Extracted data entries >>

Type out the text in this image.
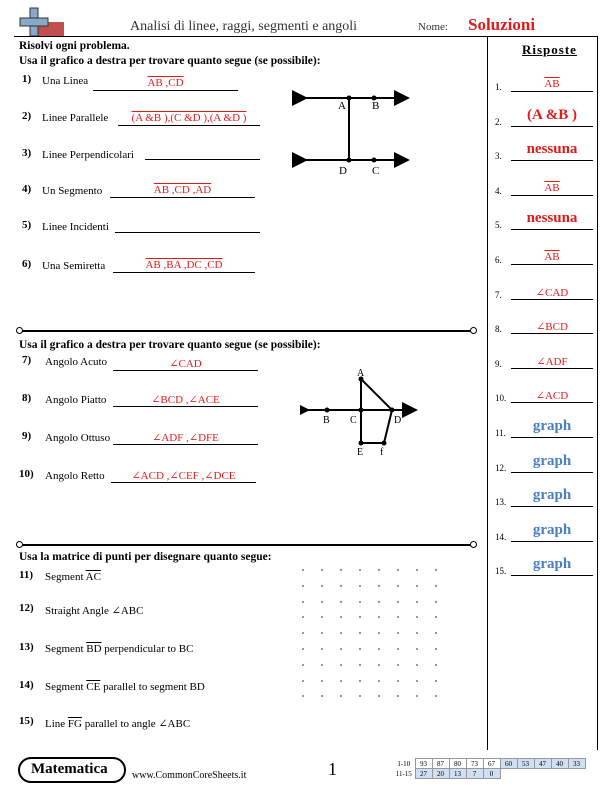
Analisi di linee, raggi, segmenti e angoli	Nome: Soluzioni
Risolvi ogni problema.
Usa il grafico a destra per trovare quanto segue (se possibile):
1) Una Linea	AB ,CD
2) Linee Parallele	(A &B ),(C &D ),(A &D )
3) Linee Perpendicolari
4) Un Segmento	AB ,CD ,AD
5) Linee Incidenti
6) Una Semiretta	AB ,BA ,DC ,CD
A B
D C
Usa il grafico a destra per trovare quanto segue (se possibile):
7) Angolo Acuto	∠CAD
8) Angolo Piatto	∠BCD ,∠ACE
9) Angolo Ottuso	∠ADF ,∠DFE
10) Angolo Retto	∠ACD ,∠CEF ,∠DCE
A
B C	D
E f
Usa la matrice di punti per disegnare quanto segue:
11) Segment $\overline{AC}$
12) Straight Angle ∠ABC
13) Segment $\overline{BD}$ perpendicular to BC
14) Segment $\overline{CE}$ parallel to segment BD
15) Line $\overline{FG}$ parallel to angle ∠ABC
Risposte
1.	$\overline{AB}$
2.	(A &B )
3.	nessuna
4.	$\overline{AB}$
5.	nessuna
6.	$\overline{AB}$
7.	∠CAD
8.	∠BCD
9.	∠ADF
10.	∠ACD
11.	graph
12.	graph
13.	graph
14.	graph
15.	graph
Matematica www.CommonCoreSheets.it	1	1-10	93	87	80	73	67	60	53	47	40	33
11-15	27	20	13	7	0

What you should do >> Pick out the lines above containing the word "Angolo", then copy them.

Full solution >>
7) Angolo Acuto	∠CAD
8) Angolo Piatto	∠BCD ,∠ACE
9) Angolo Ottuso	∠ADF ,∠DFE
10) Angolo Retto	∠ACD ,∠CEF ,∠DCE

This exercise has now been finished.